## Start

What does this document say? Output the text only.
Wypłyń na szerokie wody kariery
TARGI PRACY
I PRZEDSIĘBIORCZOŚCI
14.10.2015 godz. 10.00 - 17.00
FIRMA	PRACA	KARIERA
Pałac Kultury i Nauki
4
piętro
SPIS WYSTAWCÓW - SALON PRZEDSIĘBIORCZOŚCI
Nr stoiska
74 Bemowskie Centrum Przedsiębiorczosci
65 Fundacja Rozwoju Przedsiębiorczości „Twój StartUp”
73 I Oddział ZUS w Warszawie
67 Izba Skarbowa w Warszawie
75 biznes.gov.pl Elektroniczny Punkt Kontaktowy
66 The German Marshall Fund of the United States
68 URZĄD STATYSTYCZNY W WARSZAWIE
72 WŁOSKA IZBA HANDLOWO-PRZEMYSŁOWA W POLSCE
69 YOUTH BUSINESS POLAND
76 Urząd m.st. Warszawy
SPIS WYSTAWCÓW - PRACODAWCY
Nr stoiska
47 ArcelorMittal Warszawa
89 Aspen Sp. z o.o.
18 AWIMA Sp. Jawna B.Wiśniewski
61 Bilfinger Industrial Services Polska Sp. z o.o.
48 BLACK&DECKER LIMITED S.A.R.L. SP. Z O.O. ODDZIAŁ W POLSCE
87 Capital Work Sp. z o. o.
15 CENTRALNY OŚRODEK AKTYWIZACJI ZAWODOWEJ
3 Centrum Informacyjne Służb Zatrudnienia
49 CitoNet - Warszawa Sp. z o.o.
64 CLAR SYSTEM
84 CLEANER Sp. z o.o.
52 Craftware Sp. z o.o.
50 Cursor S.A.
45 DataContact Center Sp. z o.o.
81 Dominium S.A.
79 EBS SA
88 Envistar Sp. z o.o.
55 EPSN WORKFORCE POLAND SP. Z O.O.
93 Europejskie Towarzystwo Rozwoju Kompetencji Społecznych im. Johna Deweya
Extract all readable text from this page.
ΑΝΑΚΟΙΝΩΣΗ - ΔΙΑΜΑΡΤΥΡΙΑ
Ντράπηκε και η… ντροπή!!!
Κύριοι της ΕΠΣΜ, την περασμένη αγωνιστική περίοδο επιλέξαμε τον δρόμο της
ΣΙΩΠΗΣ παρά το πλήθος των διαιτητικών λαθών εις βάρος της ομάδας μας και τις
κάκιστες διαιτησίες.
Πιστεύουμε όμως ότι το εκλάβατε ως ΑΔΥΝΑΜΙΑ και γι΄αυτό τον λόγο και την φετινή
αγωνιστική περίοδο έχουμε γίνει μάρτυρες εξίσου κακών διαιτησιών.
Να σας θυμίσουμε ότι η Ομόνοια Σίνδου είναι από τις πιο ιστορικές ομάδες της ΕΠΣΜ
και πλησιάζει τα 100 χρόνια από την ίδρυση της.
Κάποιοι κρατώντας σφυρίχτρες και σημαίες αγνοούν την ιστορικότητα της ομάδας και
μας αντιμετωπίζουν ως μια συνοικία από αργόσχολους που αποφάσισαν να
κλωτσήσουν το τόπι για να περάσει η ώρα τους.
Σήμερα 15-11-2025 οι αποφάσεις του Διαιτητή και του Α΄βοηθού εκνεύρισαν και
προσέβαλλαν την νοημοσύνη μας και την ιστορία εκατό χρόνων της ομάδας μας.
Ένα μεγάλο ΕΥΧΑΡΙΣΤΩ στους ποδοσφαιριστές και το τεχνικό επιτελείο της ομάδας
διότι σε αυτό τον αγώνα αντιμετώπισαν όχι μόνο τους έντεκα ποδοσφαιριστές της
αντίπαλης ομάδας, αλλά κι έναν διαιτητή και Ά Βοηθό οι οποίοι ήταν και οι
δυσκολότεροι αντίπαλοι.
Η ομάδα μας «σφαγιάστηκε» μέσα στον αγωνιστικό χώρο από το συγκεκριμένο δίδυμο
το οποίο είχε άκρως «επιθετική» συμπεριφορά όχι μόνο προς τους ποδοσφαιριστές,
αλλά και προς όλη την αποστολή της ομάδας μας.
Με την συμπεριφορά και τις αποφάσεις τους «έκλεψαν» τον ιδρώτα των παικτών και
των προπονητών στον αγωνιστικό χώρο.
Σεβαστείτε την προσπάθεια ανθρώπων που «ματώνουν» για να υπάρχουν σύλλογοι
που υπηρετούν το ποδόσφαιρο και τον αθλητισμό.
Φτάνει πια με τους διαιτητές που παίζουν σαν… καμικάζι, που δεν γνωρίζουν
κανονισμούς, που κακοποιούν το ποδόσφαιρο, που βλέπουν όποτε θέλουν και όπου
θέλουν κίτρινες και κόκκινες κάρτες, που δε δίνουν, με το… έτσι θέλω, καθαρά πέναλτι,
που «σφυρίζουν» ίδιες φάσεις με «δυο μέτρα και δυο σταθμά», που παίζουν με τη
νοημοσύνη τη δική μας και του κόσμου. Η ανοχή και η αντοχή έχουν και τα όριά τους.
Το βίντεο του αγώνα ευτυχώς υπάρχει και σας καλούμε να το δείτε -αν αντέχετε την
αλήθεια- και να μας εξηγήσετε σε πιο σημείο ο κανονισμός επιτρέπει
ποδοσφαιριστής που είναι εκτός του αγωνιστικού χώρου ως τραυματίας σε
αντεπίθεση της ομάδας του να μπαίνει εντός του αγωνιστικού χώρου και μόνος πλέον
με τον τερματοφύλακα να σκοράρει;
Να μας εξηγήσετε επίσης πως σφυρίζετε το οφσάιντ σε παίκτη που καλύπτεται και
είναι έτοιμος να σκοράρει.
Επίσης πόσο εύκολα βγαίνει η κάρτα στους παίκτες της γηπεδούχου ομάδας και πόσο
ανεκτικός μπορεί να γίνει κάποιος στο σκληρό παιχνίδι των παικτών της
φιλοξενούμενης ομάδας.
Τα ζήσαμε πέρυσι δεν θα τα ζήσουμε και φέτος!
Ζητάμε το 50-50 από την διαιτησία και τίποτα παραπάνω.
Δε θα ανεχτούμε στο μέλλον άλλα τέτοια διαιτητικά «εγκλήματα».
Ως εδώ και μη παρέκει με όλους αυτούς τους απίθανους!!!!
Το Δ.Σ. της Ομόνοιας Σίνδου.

## End

TASK DIRECTIONS: Write down every line of the data exactly as it appears above.

THE RESULT:
What does this document say? Output the text only.
Wypłyń na szerokie wody kariery
TARGI PRACY
I PRZEDSIĘBIORCZOŚCI
14.10.2015 godz. 10.00 - 17.00
FIRMA	PRACA	KARIERA
Pałac Kultury i Nauki
4
piętro
SPIS WYSTAWCÓW - SALON PRZEDSIĘBIORCZOŚCI
Nr stoiska
74 Bemowskie Centrum Przedsiębiorczosci
65 Fundacja Rozwoju Przedsiębiorczości „Twój StartUp”
73 I Oddział ZUS w Warszawie
67 Izba Skarbowa w Warszawie
75 biznes.gov.pl Elektroniczny Punkt Kontaktowy
66 The German Marshall Fund of the United States
68 URZĄD STATYSTYCZNY W WARSZAWIE
72 WŁOSKA IZBA HANDLOWO-PRZEMYSŁOWA W POLSCE
69 YOUTH BUSINESS POLAND
76 Urząd m.st. Warszawy
SPIS WYSTAWCÓW - PRACODAWCY
Nr stoiska
47 ArcelorMittal Warszawa
89 Aspen Sp. z o.o.
18 AWIMA Sp. Jawna B.Wiśniewski
61 Bilfinger Industrial Services Polska Sp. z o.o.
48 BLACK&DECKER LIMITED S.A.R.L. SP. Z O.O. ODDZIAŁ W POLSCE
87 Capital Work Sp. z o. o.
15 CENTRALNY OŚRODEK AKTYWIZACJI ZAWODOWEJ
3 Centrum Informacyjne Służb Zatrudnienia
49 CitoNet - Warszawa Sp. z o.o.
64 CLAR SYSTEM
84 CLEANER Sp. z o.o.
52 Craftware Sp. z o.o.
50 Cursor S.A.
45 DataContact Center Sp. z o.o.
81 Dominium S.A.
79 EBS SA
88 Envistar Sp. z o.o.
55 EPSN WORKFORCE POLAND SP. Z O.O.
93 Europejskie Towarzystwo Rozwoju Kompetencji Społecznych im. Johna Deweya
Extract all readable text from this page.
ΑΝΑΚΟΙΝΩΣΗ - ΔΙΑΜΑΡΤΥΡΙΑ
Ντράπηκε και η… ντροπή!!!
Κύριοι της ΕΠΣΜ, την περασμένη αγωνιστική περίοδο επιλέξαμε τον δρόμο της
ΣΙΩΠΗΣ παρά το πλήθος των διαιτητικών λαθών εις βάρος της ομάδας μας και τις
κάκιστες διαιτησίες.
Πιστεύουμε όμως ότι το εκλάβατε ως ΑΔΥΝΑΜΙΑ και γι΄αυτό τον λόγο και την φετινή
αγωνιστική περίοδο έχουμε γίνει μάρτυρες εξίσου κακών διαιτησιών.
Να σας θυμίσουμε ότι η Ομόνοια Σίνδου είναι από τις πιο ιστορικές ομάδες της ΕΠΣΜ
και πλησιάζει τα 100 χρόνια από την ίδρυση της.
Κάποιοι κρατώντας σφυρίχτρες και σημαίες αγνοούν την ιστορικότητα της ομάδας και
μας αντιμετωπίζουν ως μια συνοικία από αργόσχολους που αποφάσισαν να
κλωτσήσουν το τόπι για να περάσει η ώρα τους.
Σήμερα 15-11-2025 οι αποφάσεις του Διαιτητή και του Α΄βοηθού εκνεύρισαν και
προσέβαλλαν την νοημοσύνη μας και την ιστορία εκατό χρόνων της ομάδας μας.
Ένα μεγάλο ΕΥΧΑΡΙΣΤΩ στους ποδοσφαιριστές και το τεχνικό επιτελείο της ομάδας
διότι σε αυτό τον αγώνα αντιμετώπισαν όχι μόνο τους έντεκα ποδοσφαιριστές της
αντίπαλης ομάδας, αλλά κι έναν διαιτητή και Ά Βοηθό οι οποίοι ήταν και οι
δυσκολότεροι αντίπαλοι.
Η ομάδα μας «σφαγιάστηκε» μέσα στον αγωνιστικό χώρο από το συγκεκριμένο δίδυμο
το οποίο είχε άκρως «επιθετική» συμπεριφορά όχι μόνο προς τους ποδοσφαιριστές,
αλλά και προς όλη την αποστολή της ομάδας μας.
Με την συμπεριφορά και τις αποφάσεις τους «έκλεψαν» τον ιδρώτα των παικτών και
των προπονητών στον αγωνιστικό χώρο.
Σεβαστείτε την προσπάθεια ανθρώπων που «ματώνουν» για να υπάρχουν σύλλογοι
που υπηρετούν το ποδόσφαιρο και τον αθλητισμό.
Φτάνει πια με τους διαιτητές που παίζουν σαν… καμικάζι, που δεν γνωρίζουν
κανονισμούς, που κακοποιούν το ποδόσφαιρο, που βλέπουν όποτε θέλουν και όπου
θέλουν κίτρινες και κόκκινες κάρτες, που δε δίνουν, με το… έτσι θέλω, καθαρά πέναλτι,
που «σφυρίζουν» ίδιες φάσεις με «δυο μέτρα και δυο σταθμά», που παίζουν με τη
νοημοσύνη τη δική μας και του κόσμου. Η ανοχή και η αντοχή έχουν και τα όριά τους.
Το βίντεο του αγώνα ευτυχώς υπάρχει και σας καλούμε να το δείτε -αν αντέχετε την
αλήθεια- και να μας εξηγήσετε σε πιο σημείο ο κανονισμός επιτρέπει
ποδοσφαιριστής που είναι εκτός του αγωνιστικού χώρου ως τραυματίας σε
αντεπίθεση της ομάδας του να μπαίνει εντός του αγωνιστικού χώρου και μόνος πλέον
με τον τερματοφύλακα να σκοράρει;
Να μας εξηγήσετε επίσης πως σφυρίζετε το οφσάιντ σε παίκτη που καλύπτεται και
είναι έτοιμος να σκοράρει.
Επίσης πόσο εύκολα βγαίνει η κάρτα στους παίκτες της γηπεδούχου ομάδας και πόσο
ανεκτικός μπορεί να γίνει κάποιος στο σκληρό παιχνίδι των παικτών της
φιλοξενούμενης ομάδας.
Τα ζήσαμε πέρυσι δεν θα τα ζήσουμε και φέτος!
Ζητάμε το 50-50 από την διαιτησία και τίποτα παραπάνω.
Δε θα ανεχτούμε στο μέλλον άλλα τέτοια διαιτητικά «εγκλήματα».
Ως εδώ και μη παρέκει με όλους αυτούς τους απίθανους!!!!
Το Δ.Σ. της Ομόνοιας Σίνδου.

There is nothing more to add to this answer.